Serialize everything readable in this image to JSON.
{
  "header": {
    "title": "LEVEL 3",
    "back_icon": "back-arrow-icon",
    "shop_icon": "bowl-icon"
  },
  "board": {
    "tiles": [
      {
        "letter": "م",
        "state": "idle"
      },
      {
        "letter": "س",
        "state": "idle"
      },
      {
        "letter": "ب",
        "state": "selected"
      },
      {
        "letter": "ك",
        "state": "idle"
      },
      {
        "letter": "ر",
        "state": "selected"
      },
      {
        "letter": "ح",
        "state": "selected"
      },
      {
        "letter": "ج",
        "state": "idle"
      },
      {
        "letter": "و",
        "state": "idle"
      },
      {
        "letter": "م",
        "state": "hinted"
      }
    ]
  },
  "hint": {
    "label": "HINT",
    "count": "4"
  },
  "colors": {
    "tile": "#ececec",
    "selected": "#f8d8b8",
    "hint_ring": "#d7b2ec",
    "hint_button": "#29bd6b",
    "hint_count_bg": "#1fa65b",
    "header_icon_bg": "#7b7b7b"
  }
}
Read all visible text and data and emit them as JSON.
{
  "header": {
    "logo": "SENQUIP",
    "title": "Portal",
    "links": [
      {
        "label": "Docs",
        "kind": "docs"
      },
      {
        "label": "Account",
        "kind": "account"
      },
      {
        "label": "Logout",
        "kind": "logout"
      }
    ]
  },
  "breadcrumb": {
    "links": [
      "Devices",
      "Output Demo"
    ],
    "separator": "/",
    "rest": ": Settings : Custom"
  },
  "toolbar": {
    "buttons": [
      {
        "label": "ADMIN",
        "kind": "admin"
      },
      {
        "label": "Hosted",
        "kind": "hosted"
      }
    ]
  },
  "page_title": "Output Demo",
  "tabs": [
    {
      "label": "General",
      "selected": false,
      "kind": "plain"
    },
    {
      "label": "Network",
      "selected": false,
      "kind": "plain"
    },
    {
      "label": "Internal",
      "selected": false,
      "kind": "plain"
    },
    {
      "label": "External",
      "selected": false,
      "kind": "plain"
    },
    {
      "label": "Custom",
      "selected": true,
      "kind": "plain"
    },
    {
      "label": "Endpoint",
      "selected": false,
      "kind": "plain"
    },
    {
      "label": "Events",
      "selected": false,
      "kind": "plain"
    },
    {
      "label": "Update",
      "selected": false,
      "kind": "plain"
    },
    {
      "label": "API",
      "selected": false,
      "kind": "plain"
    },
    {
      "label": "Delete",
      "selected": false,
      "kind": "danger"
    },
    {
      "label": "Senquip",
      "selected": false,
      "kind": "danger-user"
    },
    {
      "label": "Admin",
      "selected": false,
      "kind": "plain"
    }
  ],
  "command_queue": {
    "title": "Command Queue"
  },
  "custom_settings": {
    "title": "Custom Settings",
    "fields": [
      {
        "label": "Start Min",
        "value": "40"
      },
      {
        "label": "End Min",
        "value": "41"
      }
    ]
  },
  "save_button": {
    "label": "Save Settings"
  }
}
====
WORK TO COMPLETE: Go through the listing and print each line exactly as it appears.

TASK RESULT:
Serialize everything readable in this image to JSON.
{
  "header": {
    "title": "LEVEL 3",
    "back_icon": "back-arrow-icon",
    "shop_icon": "bowl-icon"
  },
  "board": {
    "tiles": [
      {
        "letter": "م",
        "state": "idle"
      },
      {
        "letter": "س",
        "state": "idle"
      },
      {
        "letter": "ب",
        "state": "selected"
      },
      {
        "letter": "ك",
        "state": "idle"
      },
      {
        "letter": "ر",
        "state": "selected"
      },
      {
        "letter": "ح",
        "state": "selected"
      },
      {
        "letter": "ج",
        "state": "idle"
      },
      {
        "letter": "و",
        "state": "idle"
      },
      {
        "letter": "م",
        "state": "hinted"
      }
    ]
  },
  "hint": {
    "label": "HINT",
    "count": "4"
  },
  "colors": {
    "tile": "#ececec",
    "selected": "#f8d8b8",
    "hint_ring": "#d7b2ec",
    "hint_button": "#29bd6b",
    "hint_count_bg": "#1fa65b",
    "header_icon_bg": "#7b7b7b"
  }
}
Read all visible text and data and emit them as JSON.
{
  "header": {
    "logo": "SENQUIP",
    "title": "Portal",
    "links": [
      {
        "label": "Docs",
        "kind": "docs"
      },
      {
        "label": "Account",
        "kind": "account"
      },
      {
        "label": "Logout",
        "kind": "logout"
      }
    ]
  },
  "breadcrumb": {
    "links": [
      "Devices",
      "Output Demo"
    ],
    "separator": "/",
    "rest": ": Settings : Custom"
  },
  "toolbar": {
    "buttons": [
      {
        "label": "ADMIN",
        "kind": "admin"
      },
      {
        "label": "Hosted",
        "kind": "hosted"
      }
    ]
  },
  "page_title": "Output Demo",
  "tabs": [
    {
      "label": "General",
      "selected": false,
      "kind": "plain"
    },
    {
      "label": "Network",
      "selected": false,
      "kind": "plain"
    },
    {
      "label": "Internal",
      "selected": false,
      "kind": "plain"
    },
    {
      "label": "External",
      "selected": false,
      "kind": "plain"
    },
    {
      "label": "Custom",
      "selected": true,
      "kind": "plain"
    },
    {
      "label": "Endpoint",
      "selected": false,
      "kind": "plain"
    },
    {
      "label": "Events",
      "selected": false,
      "kind": "plain"
    },
    {
      "label": "Update",
      "selected": false,
      "kind": "plain"
    },
    {
      "label": "API",
      "selected": false,
      "kind": "plain"
    },
    {
      "label": "Delete",
      "selected": false,
      "kind": "danger"
    },
    {
      "label": "Senquip",
      "selected": false,
      "kind": "danger-user"
    },
    {
      "label": "Admin",
      "selected": false,
      "kind": "plain"
    }
  ],
  "command_queue": {
    "title": "Command Queue"
  },
  "custom_settings": {
    "title": "Custom Settings",
    "fields": [
      {
        "label": "Start Min",
        "value": "40"
      },
      {
        "label": "End Min",
        "value": "41"
      }
    ]
  },
  "save_button": {
    "label": "Save Settings"
  }
}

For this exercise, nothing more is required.